> [Exercise objective]: Return all lines in the material below that contain "Premium".

> [Material provided]:
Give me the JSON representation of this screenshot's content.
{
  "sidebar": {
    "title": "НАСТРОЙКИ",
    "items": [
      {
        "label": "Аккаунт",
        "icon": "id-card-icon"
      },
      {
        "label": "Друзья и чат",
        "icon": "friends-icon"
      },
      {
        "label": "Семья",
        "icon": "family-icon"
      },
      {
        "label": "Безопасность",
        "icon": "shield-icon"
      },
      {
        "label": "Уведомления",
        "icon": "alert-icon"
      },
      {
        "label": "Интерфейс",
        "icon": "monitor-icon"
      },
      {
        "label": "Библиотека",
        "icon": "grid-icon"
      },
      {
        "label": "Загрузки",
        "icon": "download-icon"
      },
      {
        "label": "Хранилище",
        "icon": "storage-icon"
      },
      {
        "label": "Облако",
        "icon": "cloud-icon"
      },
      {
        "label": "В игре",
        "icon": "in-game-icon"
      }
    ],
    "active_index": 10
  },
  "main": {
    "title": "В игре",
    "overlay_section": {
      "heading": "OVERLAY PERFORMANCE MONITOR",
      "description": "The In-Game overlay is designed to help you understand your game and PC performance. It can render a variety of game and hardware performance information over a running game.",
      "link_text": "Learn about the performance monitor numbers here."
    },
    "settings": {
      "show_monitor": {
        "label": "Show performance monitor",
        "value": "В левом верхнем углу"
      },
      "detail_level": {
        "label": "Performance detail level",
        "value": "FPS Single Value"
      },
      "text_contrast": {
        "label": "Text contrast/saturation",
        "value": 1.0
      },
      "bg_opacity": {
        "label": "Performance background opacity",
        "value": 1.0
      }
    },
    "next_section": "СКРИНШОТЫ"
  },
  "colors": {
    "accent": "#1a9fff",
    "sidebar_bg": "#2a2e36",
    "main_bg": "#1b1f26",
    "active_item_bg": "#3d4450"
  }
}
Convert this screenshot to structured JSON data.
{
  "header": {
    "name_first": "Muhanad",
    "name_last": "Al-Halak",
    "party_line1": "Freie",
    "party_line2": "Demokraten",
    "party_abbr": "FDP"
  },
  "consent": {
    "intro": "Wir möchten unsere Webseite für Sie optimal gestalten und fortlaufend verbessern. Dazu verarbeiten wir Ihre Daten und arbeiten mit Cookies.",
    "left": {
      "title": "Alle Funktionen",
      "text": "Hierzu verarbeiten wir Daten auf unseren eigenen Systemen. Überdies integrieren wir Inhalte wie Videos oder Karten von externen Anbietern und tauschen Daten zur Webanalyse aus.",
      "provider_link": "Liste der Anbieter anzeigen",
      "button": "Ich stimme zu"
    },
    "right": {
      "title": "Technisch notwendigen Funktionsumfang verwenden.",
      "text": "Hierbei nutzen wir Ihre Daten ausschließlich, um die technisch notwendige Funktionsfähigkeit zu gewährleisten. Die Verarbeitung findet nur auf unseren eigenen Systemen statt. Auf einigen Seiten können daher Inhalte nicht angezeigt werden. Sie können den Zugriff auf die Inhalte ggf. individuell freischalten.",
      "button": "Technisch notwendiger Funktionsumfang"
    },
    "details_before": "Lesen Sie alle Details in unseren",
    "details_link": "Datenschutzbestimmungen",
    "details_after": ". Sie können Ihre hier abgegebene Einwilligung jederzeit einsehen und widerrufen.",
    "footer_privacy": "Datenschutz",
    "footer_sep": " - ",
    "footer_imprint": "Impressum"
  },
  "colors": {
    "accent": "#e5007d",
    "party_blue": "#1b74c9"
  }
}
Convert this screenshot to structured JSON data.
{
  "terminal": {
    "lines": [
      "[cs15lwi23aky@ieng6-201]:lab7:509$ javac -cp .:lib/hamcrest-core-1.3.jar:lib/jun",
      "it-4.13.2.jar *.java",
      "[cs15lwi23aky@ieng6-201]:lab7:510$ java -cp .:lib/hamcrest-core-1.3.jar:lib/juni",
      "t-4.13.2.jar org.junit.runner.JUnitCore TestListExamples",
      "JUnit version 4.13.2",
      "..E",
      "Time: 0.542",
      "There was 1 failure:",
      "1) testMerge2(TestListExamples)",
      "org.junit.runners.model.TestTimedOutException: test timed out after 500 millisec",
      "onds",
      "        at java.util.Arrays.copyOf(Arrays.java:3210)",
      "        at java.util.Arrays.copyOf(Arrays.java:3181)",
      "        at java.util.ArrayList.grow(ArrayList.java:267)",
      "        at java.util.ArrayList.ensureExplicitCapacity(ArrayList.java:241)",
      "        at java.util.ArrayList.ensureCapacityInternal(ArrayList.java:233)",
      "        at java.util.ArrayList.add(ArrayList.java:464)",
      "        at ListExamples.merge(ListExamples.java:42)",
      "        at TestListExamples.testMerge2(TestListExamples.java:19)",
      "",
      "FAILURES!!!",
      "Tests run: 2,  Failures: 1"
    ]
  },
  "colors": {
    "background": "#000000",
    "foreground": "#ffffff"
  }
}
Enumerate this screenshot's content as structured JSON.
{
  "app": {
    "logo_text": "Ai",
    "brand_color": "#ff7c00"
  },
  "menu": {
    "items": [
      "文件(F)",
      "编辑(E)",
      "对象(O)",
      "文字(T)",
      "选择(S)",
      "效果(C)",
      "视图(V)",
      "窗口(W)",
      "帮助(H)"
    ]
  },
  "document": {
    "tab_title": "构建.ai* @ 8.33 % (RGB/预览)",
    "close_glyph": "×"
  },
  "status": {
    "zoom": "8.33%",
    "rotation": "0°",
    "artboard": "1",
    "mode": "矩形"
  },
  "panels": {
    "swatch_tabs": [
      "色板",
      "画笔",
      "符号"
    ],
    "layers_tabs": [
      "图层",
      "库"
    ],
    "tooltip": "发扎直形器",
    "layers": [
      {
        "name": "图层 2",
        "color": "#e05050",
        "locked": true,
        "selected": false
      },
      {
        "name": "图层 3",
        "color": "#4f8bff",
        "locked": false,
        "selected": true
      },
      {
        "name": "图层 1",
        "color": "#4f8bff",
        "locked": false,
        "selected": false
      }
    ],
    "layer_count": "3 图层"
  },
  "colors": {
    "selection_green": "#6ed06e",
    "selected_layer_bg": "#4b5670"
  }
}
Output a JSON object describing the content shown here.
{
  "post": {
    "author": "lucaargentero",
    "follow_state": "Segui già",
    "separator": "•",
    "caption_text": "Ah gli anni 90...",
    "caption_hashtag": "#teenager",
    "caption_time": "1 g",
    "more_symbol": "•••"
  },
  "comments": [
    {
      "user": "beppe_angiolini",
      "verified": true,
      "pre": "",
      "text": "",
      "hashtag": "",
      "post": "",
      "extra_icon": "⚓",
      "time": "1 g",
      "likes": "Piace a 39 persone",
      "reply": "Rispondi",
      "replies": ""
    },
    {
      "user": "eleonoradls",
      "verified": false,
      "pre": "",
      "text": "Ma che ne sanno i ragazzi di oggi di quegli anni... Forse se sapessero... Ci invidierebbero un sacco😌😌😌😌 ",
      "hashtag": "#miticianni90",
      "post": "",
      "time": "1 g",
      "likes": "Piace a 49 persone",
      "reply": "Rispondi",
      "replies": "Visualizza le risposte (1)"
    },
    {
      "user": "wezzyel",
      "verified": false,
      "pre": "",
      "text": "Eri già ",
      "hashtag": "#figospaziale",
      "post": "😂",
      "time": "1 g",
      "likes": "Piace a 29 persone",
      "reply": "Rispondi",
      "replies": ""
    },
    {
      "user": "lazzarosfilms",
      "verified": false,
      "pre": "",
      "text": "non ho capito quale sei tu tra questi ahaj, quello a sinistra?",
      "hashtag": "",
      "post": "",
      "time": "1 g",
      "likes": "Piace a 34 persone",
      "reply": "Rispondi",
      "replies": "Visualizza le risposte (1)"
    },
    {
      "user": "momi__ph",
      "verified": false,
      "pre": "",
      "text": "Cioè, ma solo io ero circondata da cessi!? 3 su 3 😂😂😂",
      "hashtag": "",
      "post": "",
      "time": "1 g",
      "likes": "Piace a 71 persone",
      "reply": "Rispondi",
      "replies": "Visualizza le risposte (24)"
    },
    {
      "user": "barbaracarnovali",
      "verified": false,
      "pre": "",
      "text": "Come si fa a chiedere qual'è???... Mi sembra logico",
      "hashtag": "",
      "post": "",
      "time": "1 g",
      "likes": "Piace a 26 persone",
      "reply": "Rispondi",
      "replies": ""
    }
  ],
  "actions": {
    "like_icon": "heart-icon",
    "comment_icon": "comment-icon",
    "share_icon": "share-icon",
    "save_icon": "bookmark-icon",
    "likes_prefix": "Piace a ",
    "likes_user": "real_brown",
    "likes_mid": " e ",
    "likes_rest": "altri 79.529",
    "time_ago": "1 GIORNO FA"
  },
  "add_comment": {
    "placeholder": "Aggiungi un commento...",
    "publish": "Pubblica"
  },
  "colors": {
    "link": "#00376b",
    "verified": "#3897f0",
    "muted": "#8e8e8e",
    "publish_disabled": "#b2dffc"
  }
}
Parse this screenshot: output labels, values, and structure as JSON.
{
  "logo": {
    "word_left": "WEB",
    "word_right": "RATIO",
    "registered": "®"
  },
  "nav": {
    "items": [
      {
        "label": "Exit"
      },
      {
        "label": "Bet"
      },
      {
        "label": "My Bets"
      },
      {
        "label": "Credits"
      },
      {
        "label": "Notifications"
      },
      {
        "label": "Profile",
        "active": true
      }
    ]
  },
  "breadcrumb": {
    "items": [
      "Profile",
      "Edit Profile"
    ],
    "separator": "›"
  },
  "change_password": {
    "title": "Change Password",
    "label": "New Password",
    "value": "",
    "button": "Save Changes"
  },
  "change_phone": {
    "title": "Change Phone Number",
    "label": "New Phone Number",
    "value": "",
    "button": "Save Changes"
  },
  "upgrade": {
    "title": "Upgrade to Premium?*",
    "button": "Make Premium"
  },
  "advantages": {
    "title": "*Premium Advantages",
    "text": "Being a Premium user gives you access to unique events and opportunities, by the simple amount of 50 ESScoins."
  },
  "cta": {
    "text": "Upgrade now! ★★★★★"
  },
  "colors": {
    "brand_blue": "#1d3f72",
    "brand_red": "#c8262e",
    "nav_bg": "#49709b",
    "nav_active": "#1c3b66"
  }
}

> [Final result]:
    "title": "Upgrade to Premium?*",
    "button": "Make Premium"
    "title": "*Premium Advantages",
    "text": "Being a Premium user gives you access to unique events and opportunities, by the simple amount of 50 ESScoins."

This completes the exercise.